Annotated region listings:
···

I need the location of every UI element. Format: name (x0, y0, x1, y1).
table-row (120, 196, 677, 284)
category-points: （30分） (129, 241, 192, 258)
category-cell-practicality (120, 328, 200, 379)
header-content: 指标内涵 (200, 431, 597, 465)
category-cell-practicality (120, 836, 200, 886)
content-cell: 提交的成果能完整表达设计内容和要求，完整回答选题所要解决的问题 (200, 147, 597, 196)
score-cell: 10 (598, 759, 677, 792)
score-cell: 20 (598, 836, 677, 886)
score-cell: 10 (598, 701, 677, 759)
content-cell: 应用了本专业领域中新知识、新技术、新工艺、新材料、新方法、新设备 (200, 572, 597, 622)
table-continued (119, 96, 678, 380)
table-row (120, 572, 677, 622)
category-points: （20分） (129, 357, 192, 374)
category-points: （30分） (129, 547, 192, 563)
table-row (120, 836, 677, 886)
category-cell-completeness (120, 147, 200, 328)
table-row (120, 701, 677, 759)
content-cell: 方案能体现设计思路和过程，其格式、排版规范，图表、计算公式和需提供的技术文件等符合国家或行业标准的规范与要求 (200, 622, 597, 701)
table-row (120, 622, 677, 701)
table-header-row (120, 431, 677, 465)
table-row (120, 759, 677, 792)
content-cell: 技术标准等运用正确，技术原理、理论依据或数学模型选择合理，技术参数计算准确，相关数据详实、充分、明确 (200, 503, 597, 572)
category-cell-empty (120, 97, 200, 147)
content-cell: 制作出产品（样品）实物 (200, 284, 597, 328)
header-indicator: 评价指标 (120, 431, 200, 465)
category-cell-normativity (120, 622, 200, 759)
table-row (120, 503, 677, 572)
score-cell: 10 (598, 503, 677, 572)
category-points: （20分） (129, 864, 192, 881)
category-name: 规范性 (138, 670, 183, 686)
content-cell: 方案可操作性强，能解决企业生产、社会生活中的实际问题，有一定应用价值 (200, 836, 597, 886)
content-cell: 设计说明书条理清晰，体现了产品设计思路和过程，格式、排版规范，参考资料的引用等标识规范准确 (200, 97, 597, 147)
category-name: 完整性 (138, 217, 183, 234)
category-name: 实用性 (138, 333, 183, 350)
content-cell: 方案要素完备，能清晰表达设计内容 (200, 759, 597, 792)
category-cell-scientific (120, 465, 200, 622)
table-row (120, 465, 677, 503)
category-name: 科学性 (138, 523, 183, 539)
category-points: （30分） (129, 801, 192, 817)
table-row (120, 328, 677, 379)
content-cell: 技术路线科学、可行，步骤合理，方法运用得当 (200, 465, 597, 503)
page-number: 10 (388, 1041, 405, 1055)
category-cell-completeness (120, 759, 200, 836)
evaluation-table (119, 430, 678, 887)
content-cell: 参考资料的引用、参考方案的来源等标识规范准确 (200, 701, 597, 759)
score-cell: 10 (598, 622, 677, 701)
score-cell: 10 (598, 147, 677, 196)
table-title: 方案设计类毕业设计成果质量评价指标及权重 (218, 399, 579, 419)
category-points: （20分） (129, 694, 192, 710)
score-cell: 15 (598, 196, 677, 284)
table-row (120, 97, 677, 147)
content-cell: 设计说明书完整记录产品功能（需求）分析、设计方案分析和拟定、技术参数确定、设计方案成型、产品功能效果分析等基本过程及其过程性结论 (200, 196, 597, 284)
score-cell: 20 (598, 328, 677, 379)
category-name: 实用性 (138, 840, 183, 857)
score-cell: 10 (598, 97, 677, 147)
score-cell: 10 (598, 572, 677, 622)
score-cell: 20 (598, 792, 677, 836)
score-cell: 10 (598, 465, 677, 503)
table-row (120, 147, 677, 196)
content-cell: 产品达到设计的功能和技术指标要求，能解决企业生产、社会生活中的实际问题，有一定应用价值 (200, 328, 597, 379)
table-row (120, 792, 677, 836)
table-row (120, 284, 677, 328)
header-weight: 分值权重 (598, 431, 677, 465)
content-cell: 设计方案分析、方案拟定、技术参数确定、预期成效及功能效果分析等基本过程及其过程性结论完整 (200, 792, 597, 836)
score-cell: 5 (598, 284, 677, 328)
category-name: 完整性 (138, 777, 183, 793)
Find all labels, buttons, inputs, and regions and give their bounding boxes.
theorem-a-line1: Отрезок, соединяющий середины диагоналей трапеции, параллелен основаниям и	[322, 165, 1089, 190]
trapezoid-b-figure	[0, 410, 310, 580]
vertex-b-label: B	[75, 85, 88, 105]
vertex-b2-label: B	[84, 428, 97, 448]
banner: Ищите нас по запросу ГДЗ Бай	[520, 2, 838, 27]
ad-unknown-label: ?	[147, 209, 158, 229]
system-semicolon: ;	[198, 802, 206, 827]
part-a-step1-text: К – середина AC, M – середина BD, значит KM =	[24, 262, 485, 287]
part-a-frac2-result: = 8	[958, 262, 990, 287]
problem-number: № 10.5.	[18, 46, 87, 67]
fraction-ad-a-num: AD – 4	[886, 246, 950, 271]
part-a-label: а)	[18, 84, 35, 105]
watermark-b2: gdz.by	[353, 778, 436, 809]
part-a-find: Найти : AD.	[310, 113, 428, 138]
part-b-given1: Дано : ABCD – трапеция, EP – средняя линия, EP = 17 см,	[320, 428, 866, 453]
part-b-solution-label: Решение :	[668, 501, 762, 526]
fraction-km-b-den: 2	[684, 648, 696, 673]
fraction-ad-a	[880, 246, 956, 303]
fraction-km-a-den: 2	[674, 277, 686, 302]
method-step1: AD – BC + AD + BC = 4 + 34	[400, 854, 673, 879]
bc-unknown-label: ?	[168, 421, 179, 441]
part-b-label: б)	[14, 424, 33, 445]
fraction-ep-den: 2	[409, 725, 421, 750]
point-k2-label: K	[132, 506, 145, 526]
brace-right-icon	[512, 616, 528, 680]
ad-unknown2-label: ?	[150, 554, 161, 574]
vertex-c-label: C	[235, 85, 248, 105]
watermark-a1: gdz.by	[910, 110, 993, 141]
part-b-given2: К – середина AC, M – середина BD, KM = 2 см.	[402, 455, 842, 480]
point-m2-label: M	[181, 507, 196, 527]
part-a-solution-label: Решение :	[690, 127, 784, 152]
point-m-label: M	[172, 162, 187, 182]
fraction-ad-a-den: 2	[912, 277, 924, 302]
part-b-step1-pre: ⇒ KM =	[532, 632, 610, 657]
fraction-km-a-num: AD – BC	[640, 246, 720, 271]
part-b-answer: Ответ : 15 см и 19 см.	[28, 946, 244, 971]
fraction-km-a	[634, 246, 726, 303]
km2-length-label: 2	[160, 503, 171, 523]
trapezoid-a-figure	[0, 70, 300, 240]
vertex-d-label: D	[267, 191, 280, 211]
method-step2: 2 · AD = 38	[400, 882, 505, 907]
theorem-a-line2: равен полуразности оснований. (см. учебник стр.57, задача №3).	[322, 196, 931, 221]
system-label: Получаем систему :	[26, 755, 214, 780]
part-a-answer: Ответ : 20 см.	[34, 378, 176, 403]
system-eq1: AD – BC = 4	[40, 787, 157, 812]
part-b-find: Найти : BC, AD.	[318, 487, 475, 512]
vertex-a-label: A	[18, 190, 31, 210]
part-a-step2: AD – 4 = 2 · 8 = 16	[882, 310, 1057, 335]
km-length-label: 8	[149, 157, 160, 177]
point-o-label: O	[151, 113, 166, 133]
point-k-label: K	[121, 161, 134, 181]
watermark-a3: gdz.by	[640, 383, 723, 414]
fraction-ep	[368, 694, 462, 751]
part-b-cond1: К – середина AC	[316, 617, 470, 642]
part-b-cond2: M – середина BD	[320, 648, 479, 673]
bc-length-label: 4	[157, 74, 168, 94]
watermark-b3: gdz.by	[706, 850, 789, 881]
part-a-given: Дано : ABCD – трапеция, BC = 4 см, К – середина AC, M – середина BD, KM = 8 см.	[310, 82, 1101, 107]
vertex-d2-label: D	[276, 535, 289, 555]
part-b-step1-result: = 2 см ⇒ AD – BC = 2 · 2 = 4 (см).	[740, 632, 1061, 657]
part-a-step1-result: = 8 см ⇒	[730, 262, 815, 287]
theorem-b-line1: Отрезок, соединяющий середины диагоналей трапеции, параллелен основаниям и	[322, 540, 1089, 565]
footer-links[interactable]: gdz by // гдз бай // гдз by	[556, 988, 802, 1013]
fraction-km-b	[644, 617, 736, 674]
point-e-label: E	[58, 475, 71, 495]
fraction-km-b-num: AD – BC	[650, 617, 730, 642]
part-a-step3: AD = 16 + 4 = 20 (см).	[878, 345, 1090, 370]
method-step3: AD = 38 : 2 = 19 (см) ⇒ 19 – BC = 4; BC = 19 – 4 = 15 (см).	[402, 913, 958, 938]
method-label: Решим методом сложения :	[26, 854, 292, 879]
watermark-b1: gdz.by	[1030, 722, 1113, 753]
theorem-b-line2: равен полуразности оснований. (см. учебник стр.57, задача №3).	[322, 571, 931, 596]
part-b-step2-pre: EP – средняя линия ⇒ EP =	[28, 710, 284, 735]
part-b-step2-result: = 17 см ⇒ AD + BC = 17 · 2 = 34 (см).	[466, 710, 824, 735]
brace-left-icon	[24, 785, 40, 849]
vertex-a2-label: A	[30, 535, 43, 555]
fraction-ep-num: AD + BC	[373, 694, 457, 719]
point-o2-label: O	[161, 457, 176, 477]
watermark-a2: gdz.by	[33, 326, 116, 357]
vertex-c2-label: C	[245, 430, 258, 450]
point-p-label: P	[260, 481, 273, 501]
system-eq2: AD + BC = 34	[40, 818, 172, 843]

···

Reproduce the material line for line, beginning with its first line and ending after the line that contains "category-name: 科学性 (138, 523, 183, 539)".

## Solution to the problem
I need the location of every UI element. Format: name (x0, y0, x1, y1).
table-row (120, 196, 677, 284)
category-points: （30分） (129, 241, 192, 258)
category-cell-practicality (120, 328, 200, 379)
header-content: 指标内涵 (200, 431, 597, 465)
category-cell-practicality (120, 836, 200, 886)
content-cell: 提交的成果能完整表达设计内容和要求，完整回答选题所要解决的问题 (200, 147, 597, 196)
score-cell: 10 (598, 759, 677, 792)
score-cell: 20 (598, 836, 677, 886)
score-cell: 10 (598, 701, 677, 759)
content-cell: 应用了本专业领域中新知识、新技术、新工艺、新材料、新方法、新设备 (200, 572, 597, 622)
table-continued (119, 96, 678, 380)
table-row (120, 572, 677, 622)
category-points: （20分） (129, 357, 192, 374)
category-points: （30分） (129, 547, 192, 563)
table-row (120, 836, 677, 886)
category-cell-completeness (120, 147, 200, 328)
table-row (120, 701, 677, 759)
content-cell: 方案能体现设计思路和过程，其格式、排版规范，图表、计算公式和需提供的技术文件等符合国家或行业标准的规范与要求 (200, 622, 597, 701)
table-row (120, 622, 677, 701)
table-header-row (120, 431, 677, 465)
table-row (120, 759, 677, 792)
content-cell: 技术标准等运用正确，技术原理、理论依据或数学模型选择合理，技术参数计算准确，相关数据详实、充分、明确 (200, 503, 597, 572)
category-cell-empty (120, 97, 200, 147)
content-cell: 制作出产品（样品）实物 (200, 284, 597, 328)
header-indicator: 评价指标 (120, 431, 200, 465)
category-cell-normativity (120, 622, 200, 759)
table-row (120, 503, 677, 572)
score-cell: 10 (598, 503, 677, 572)
category-points: （20分） (129, 864, 192, 881)
category-name: 规范性 (138, 670, 183, 686)
content-cell: 方案可操作性强，能解决企业生产、社会生活中的实际问题，有一定应用价值 (200, 836, 597, 886)
content-cell: 设计说明书条理清晰，体现了产品设计思路和过程，格式、排版规范，参考资料的引用等标识规范准确 (200, 97, 597, 147)
category-name: 完整性 (138, 217, 183, 234)
category-name: 实用性 (138, 333, 183, 350)
content-cell: 方案要素完备，能清晰表达设计内容 (200, 759, 597, 792)
category-cell-scientific (120, 465, 200, 622)
table-row (120, 465, 677, 503)
category-name: 科学性 (138, 523, 183, 539)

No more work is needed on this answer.